→ **Stated goal**
Extract the records below word for word and ignore the images.
---*---
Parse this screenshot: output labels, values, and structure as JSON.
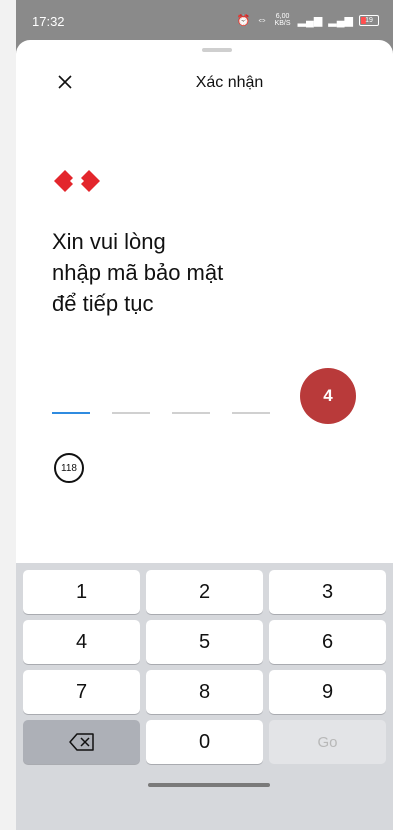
{
  "status_bar": {
    "time": "17:32",
    "net_speed": "6,00 KB/S",
    "battery": "19"
  },
  "header": {
    "title": "Xác nhận"
  },
  "prompt": [
    "Xin vui lòng",
    "nhập mã bảo mật",
    "để tiếp tục"
  ],
  "step_badge": "4",
  "timer": "118",
  "keypad": {
    "keys": [
      "1",
      "2",
      "3",
      "4",
      "5",
      "6",
      "7",
      "8",
      "9",
      "0"
    ],
    "go_label": "Go"
  },
  "colors": {
    "accent": "#2f8be0",
    "badge": "#b93a3a",
    "logo": "#e3262c"
  },
  "icons": {
    "close": "close-icon",
    "backspace": "backspace-icon",
    "logo": "bank-logo-icon"
  }
}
---*---
→ **Solution for this task**
Parse this screenshot: output labels, values, and structure as JSON.
{
  "status_bar": {
    "time": "17:32",
    "net_speed": "6,00 KB/S",
    "battery": "19"
  },
  "header": {
    "title": "Xác nhận"
  },
  "prompt": [
    "Xin vui lòng",
    "nhập mã bảo mật",
    "để tiếp tục"
  ],
  "step_badge": "4",
  "timer": "118",
  "keypad": {
    "keys": [
      "1",
      "2",
      "3",
      "4",
      "5",
      "6",
      "7",
      "8",
      "9",
      "0"
    ],
    "go_label": "Go"
  },
  "colors": {
    "accent": "#2f8be0",
    "badge": "#b93a3a",
    "logo": "#e3262c"
  },
  "icons": {
    "close": "close-icon",
    "backspace": "backspace-icon",
    "logo": "bank-logo-icon"
  }
}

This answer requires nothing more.